■ Exercise task
Identify the lines that contain the string "name" and copy all of them.

■ Material for the task

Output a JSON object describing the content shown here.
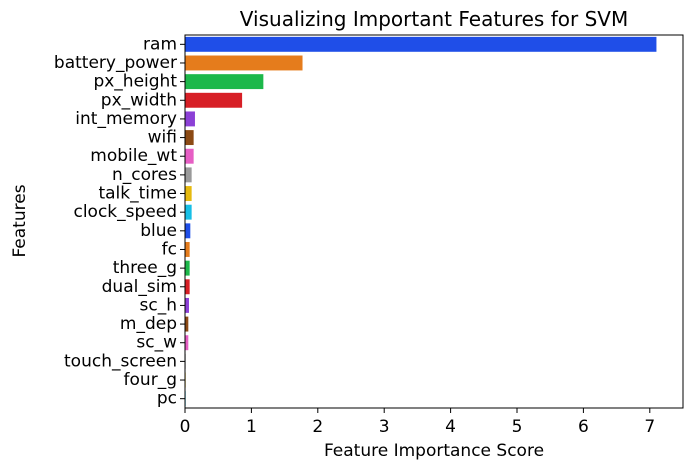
{
  "chart_data": {
    "type": "bar",
    "orientation": "horizontal",
    "title": "Visualizing Important Features for SVM",
    "xlabel": "Feature Importance Score",
    "ylabel": "Features",
    "xlim": [
      0,
      7.5
    ],
    "xticks": [
      0,
      1,
      2,
      3,
      4,
      5,
      6,
      7
    ],
    "grid": false,
    "categories": [
      "ram",
      "battery_power",
      "px_height",
      "px_width",
      "int_memory",
      "wifi",
      "mobile_wt",
      "n_cores",
      "talk_time",
      "clock_speed",
      "blue",
      "fc",
      "three_g",
      "dual_sim",
      "sc_h",
      "m_dep",
      "sc_w",
      "touch_screen",
      "four_g",
      "pc"
    ],
    "values": [
      7.1,
      1.77,
      1.18,
      0.86,
      0.15,
      0.13,
      0.13,
      0.1,
      0.1,
      0.1,
      0.08,
      0.07,
      0.07,
      0.07,
      0.06,
      0.05,
      0.05,
      0.01,
      0.01,
      0.01
    ],
    "colors": [
      "#1f4ee8",
      "#e57c1c",
      "#1db84a",
      "#d71f26",
      "#8c40d6",
      "#8c4a14",
      "#e65ec4",
      "#9a9a9a",
      "#e6ba0f",
      "#17bfe6",
      "#1f4ee8",
      "#e57c1c",
      "#1db84a",
      "#d71f26",
      "#8c40d6",
      "#8c4a14",
      "#e65ec4",
      "#9a9a9a",
      "#e6ba0f",
      "#17bfe6"
    ]
  }
}
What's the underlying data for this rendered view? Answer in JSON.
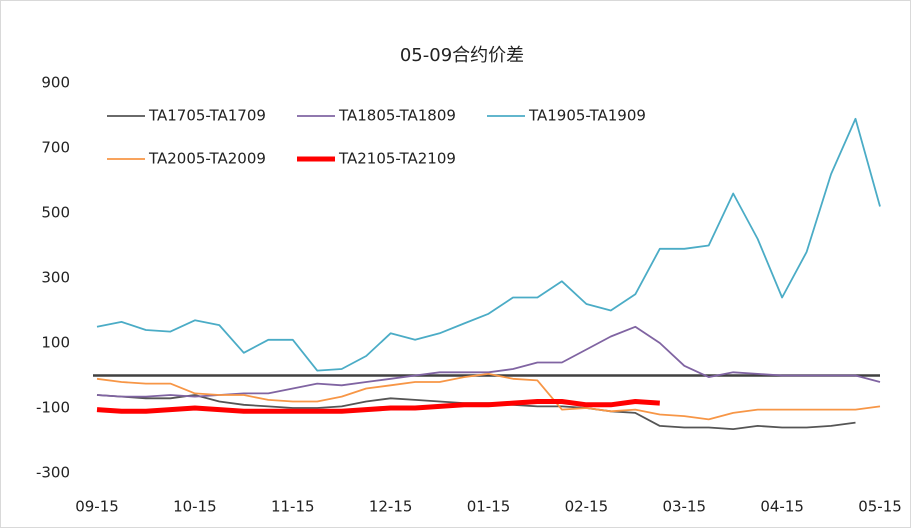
{
  "chart_data": {
    "type": "line",
    "title": "05-09合约价差",
    "categories": [
      "09-15",
      null,
      null,
      null,
      "10-15",
      null,
      null,
      null,
      "11-15",
      null,
      null,
      null,
      "12-15",
      null,
      null,
      null,
      "01-15",
      null,
      null,
      null,
      "02-15",
      null,
      null,
      null,
      "03-15",
      null,
      null,
      null,
      "04-15",
      null,
      null,
      null,
      "05-15"
    ],
    "ylim": [
      -300,
      900
    ],
    "yticks": [
      -300,
      -100,
      100,
      300,
      500,
      700,
      900
    ],
    "series": [
      {
        "name": "TA1705-TA1709",
        "color": "#555555",
        "values": [
          -60,
          -65,
          -70,
          -70,
          -60,
          -80,
          -90,
          -95,
          -100,
          -100,
          -95,
          -80,
          -70,
          -75,
          -80,
          -85,
          -85,
          -90,
          -95,
          -95,
          -100,
          -110,
          -115,
          -155,
          -160,
          -160,
          -165,
          -155,
          -160,
          -160,
          -155,
          -145,
          null
        ]
      },
      {
        "name": "TA1805-TA1809",
        "color": "#8064a2",
        "values": [
          -60,
          -65,
          -65,
          -60,
          -65,
          -60,
          -55,
          -55,
          -40,
          -25,
          -30,
          -20,
          -10,
          0,
          10,
          10,
          10,
          20,
          40,
          40,
          80,
          120,
          150,
          100,
          30,
          -5,
          10,
          5,
          0,
          0,
          0,
          0,
          -20
        ]
      },
      {
        "name": "TA1905-TA1909",
        "color": "#4bacc6",
        "values": [
          150,
          165,
          140,
          135,
          170,
          155,
          70,
          110,
          110,
          15,
          20,
          60,
          130,
          110,
          130,
          160,
          190,
          240,
          240,
          290,
          220,
          200,
          250,
          390,
          390,
          400,
          560,
          420,
          240,
          380,
          620,
          790,
          520
        ]
      },
      {
        "name": "TA2005-TA2009",
        "color": "#f79646",
        "values": [
          -10,
          -20,
          -25,
          -25,
          -55,
          -60,
          -60,
          -75,
          -80,
          -80,
          -65,
          -40,
          -30,
          -20,
          -20,
          -5,
          5,
          -10,
          -15,
          -105,
          -100,
          -110,
          -105,
          -120,
          -125,
          -135,
          -115,
          -105,
          -105,
          -105,
          -105,
          -105,
          -95
        ]
      },
      {
        "name": "TA2105-TA2109",
        "color": "#ff0000",
        "values": [
          -105,
          -110,
          -110,
          -105,
          -100,
          -105,
          -110,
          -110,
          -110,
          -110,
          -110,
          -105,
          -100,
          -100,
          -95,
          -90,
          -90,
          -85,
          -80,
          -80,
          -90,
          -90,
          -80,
          -85,
          null,
          null,
          null,
          null,
          null,
          null,
          null,
          null,
          null
        ]
      }
    ]
  }
}
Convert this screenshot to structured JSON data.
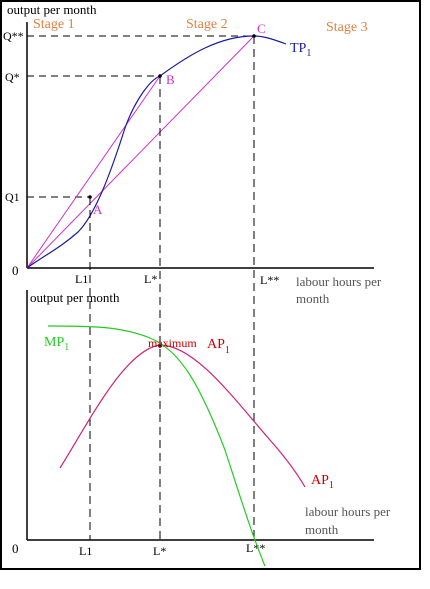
{
  "top_panel": {
    "y_title": "output per month",
    "x_title_line1": "labour hours per",
    "x_title_line2": "month",
    "origin": "0",
    "stages": [
      "Stage 1",
      "Stage 2",
      "Stage 3"
    ],
    "y_ticks": [
      "Q**",
      "Q*",
      "Q1"
    ],
    "x_ticks": [
      "L1",
      "L*",
      "L**"
    ],
    "points": [
      "A",
      "B",
      "C"
    ],
    "curve_label": "TP",
    "curve_label_sub": "1"
  },
  "bottom_panel": {
    "y_title": "output per month",
    "x_title_line1": "labour hours per",
    "x_title_line2": "month",
    "origin": "0",
    "x_ticks": [
      "L1",
      "L*",
      "L**"
    ],
    "mp_label": "MP",
    "mp_label_sub": "1",
    "max_label_word": "maximum",
    "max_label_ap": "AP",
    "max_label_sub": "1",
    "ap_label": "AP",
    "ap_label_sub": "1"
  },
  "colors": {
    "stage": "#e08040",
    "tp_curve": "#1a1aa0",
    "ray": "#cc33cc",
    "point_label": "#cc33cc",
    "mp_curve": "#22cc22",
    "ap_curve": "#cc2277",
    "ap_label": "#cc0000",
    "axis": "#000000"
  }
}
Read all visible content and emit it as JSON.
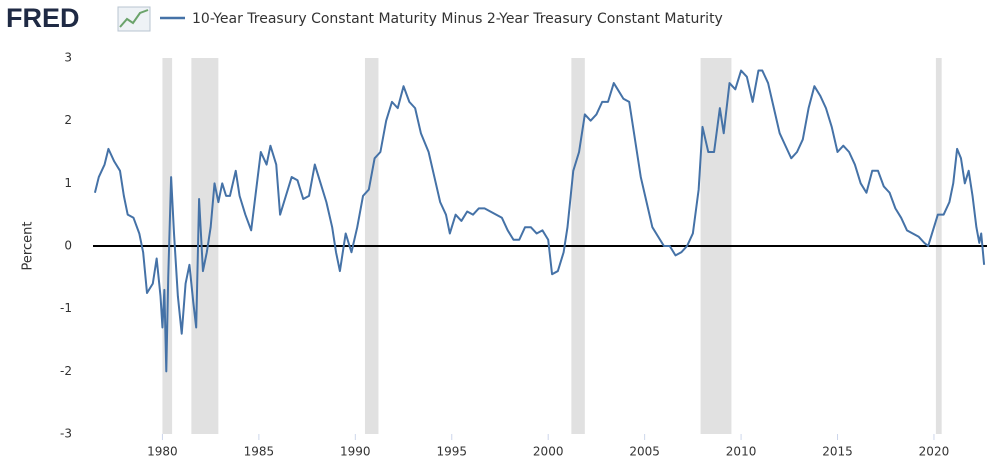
{
  "chart_data": {
    "type": "line",
    "logo": "FRED",
    "y_label": "Percent",
    "xlim": [
      1976.4,
      2022.75
    ],
    "xticks": [
      1980,
      1985,
      1990,
      1995,
      2000,
      2005,
      2010,
      2015,
      2020
    ],
    "ylim": [
      -3,
      3
    ],
    "yticks": [
      -3,
      -2,
      -1,
      0,
      1,
      2,
      3
    ],
    "grid": false,
    "baseline": 0,
    "recession_color": "#e1e1e1",
    "recessions": [
      [
        1980.0,
        1980.5
      ],
      [
        1981.5,
        1982.9
      ],
      [
        1990.5,
        1991.2
      ],
      [
        2001.2,
        2001.9
      ],
      [
        2007.9,
        2009.5
      ],
      [
        2020.1,
        2020.4
      ]
    ],
    "x": [
      1976.5,
      1976.7,
      1977.0,
      1977.2,
      1977.5,
      1977.8,
      1978.0,
      1978.2,
      1978.5,
      1978.8,
      1979.0,
      1979.2,
      1979.5,
      1979.7,
      1979.9,
      1980.0,
      1980.1,
      1980.2,
      1980.3,
      1980.45,
      1980.6,
      1980.8,
      1981.0,
      1981.2,
      1981.4,
      1981.6,
      1981.75,
      1981.9,
      1982.1,
      1982.3,
      1982.5,
      1982.7,
      1982.9,
      1983.1,
      1983.3,
      1983.5,
      1983.8,
      1984.0,
      1984.3,
      1984.6,
      1984.9,
      1985.1,
      1985.4,
      1985.6,
      1985.9,
      1986.1,
      1986.4,
      1986.7,
      1987.0,
      1987.3,
      1987.6,
      1987.9,
      1988.2,
      1988.5,
      1988.8,
      1989.0,
      1989.2,
      1989.5,
      1989.8,
      1990.1,
      1990.4,
      1990.7,
      1991.0,
      1991.3,
      1991.6,
      1991.9,
      1992.2,
      1992.5,
      1992.8,
      1993.1,
      1993.4,
      1993.8,
      1994.1,
      1994.4,
      1994.7,
      1994.9,
      1995.2,
      1995.5,
      1995.8,
      1996.1,
      1996.4,
      1996.7,
      1997.0,
      1997.3,
      1997.6,
      1997.9,
      1998.2,
      1998.5,
      1998.8,
      1999.1,
      1999.4,
      1999.7,
      2000.0,
      2000.2,
      2000.5,
      2000.8,
      2001.0,
      2001.3,
      2001.6,
      2001.9,
      2002.2,
      2002.5,
      2002.8,
      2003.1,
      2003.4,
      2003.6,
      2003.9,
      2004.2,
      2004.5,
      2004.8,
      2005.1,
      2005.4,
      2005.7,
      2006.0,
      2006.3,
      2006.6,
      2006.9,
      2007.2,
      2007.5,
      2007.8,
      2008.0,
      2008.3,
      2008.6,
      2008.9,
      2009.1,
      2009.4,
      2009.7,
      2010.0,
      2010.3,
      2010.6,
      2010.9,
      2011.1,
      2011.4,
      2011.7,
      2012.0,
      2012.3,
      2012.6,
      2012.9,
      2013.2,
      2013.5,
      2013.8,
      2014.1,
      2014.4,
      2014.7,
      2015.0,
      2015.3,
      2015.6,
      2015.9,
      2016.2,
      2016.5,
      2016.8,
      2017.1,
      2017.4,
      2017.7,
      2018.0,
      2018.3,
      2018.6,
      2018.9,
      2019.2,
      2019.5,
      2019.7,
      2019.9,
      2020.2,
      2020.5,
      2020.8,
      2021.0,
      2021.2,
      2021.4,
      2021.6,
      2021.8,
      2022.0,
      2022.2,
      2022.35,
      2022.45,
      2022.6
    ],
    "series": [
      {
        "name": "10-Year Treasury Constant Maturity Minus 2-Year Treasury Constant Maturity",
        "color": "#4572a7",
        "values": [
          0.85,
          1.1,
          1.3,
          1.55,
          1.35,
          1.2,
          0.8,
          0.5,
          0.45,
          0.2,
          -0.1,
          -0.75,
          -0.6,
          -0.2,
          -0.8,
          -1.3,
          -0.7,
          -2.0,
          -0.5,
          1.1,
          0.2,
          -0.8,
          -1.4,
          -0.6,
          -0.3,
          -0.9,
          -1.3,
          0.75,
          -0.4,
          -0.1,
          0.3,
          1.0,
          0.7,
          1.0,
          0.8,
          0.8,
          1.2,
          0.8,
          0.5,
          0.25,
          1.0,
          1.5,
          1.3,
          1.6,
          1.3,
          0.5,
          0.8,
          1.1,
          1.05,
          0.75,
          0.8,
          1.3,
          1.0,
          0.7,
          0.3,
          -0.1,
          -0.4,
          0.2,
          -0.1,
          0.3,
          0.8,
          0.9,
          1.4,
          1.5,
          2.0,
          2.3,
          2.2,
          2.55,
          2.3,
          2.2,
          1.8,
          1.5,
          1.1,
          0.7,
          0.5,
          0.2,
          0.5,
          0.4,
          0.55,
          0.5,
          0.6,
          0.6,
          0.55,
          0.5,
          0.45,
          0.25,
          0.1,
          0.1,
          0.3,
          0.3,
          0.2,
          0.25,
          0.1,
          -0.45,
          -0.4,
          -0.1,
          0.3,
          1.2,
          1.5,
          2.1,
          2.0,
          2.1,
          2.3,
          2.3,
          2.6,
          2.5,
          2.35,
          2.3,
          1.7,
          1.1,
          0.7,
          0.3,
          0.15,
          0.0,
          0.0,
          -0.15,
          -0.1,
          0.0,
          0.2,
          0.9,
          1.9,
          1.5,
          1.5,
          2.2,
          1.8,
          2.6,
          2.5,
          2.8,
          2.7,
          2.3,
          2.8,
          2.8,
          2.6,
          2.2,
          1.8,
          1.6,
          1.4,
          1.5,
          1.7,
          2.2,
          2.55,
          2.4,
          2.2,
          1.9,
          1.5,
          1.6,
          1.5,
          1.3,
          1.0,
          0.85,
          1.2,
          1.2,
          0.95,
          0.85,
          0.6,
          0.45,
          0.25,
          0.2,
          0.15,
          0.05,
          0.0,
          0.2,
          0.5,
          0.5,
          0.7,
          1.0,
          1.55,
          1.4,
          1.0,
          1.2,
          0.8,
          0.3,
          0.05,
          0.2,
          -0.3
        ]
      }
    ]
  }
}
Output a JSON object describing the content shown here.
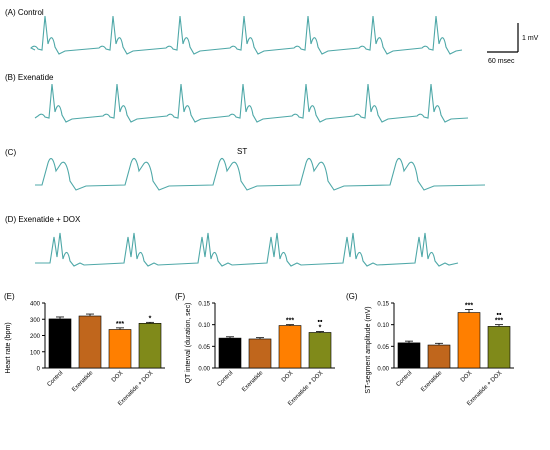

■ Answer to this task
        "name": "TA1705-TA1709",
        "name": "TA1805-TA1809",
        "name": "TA1905-TA1909",
        "name": "TA2005-TA2009",
        "name": "TA2105-TA2109",
        "name": "10-Year Treasury Constant Maturity Minus 2-Year Treasury Constant Maturity",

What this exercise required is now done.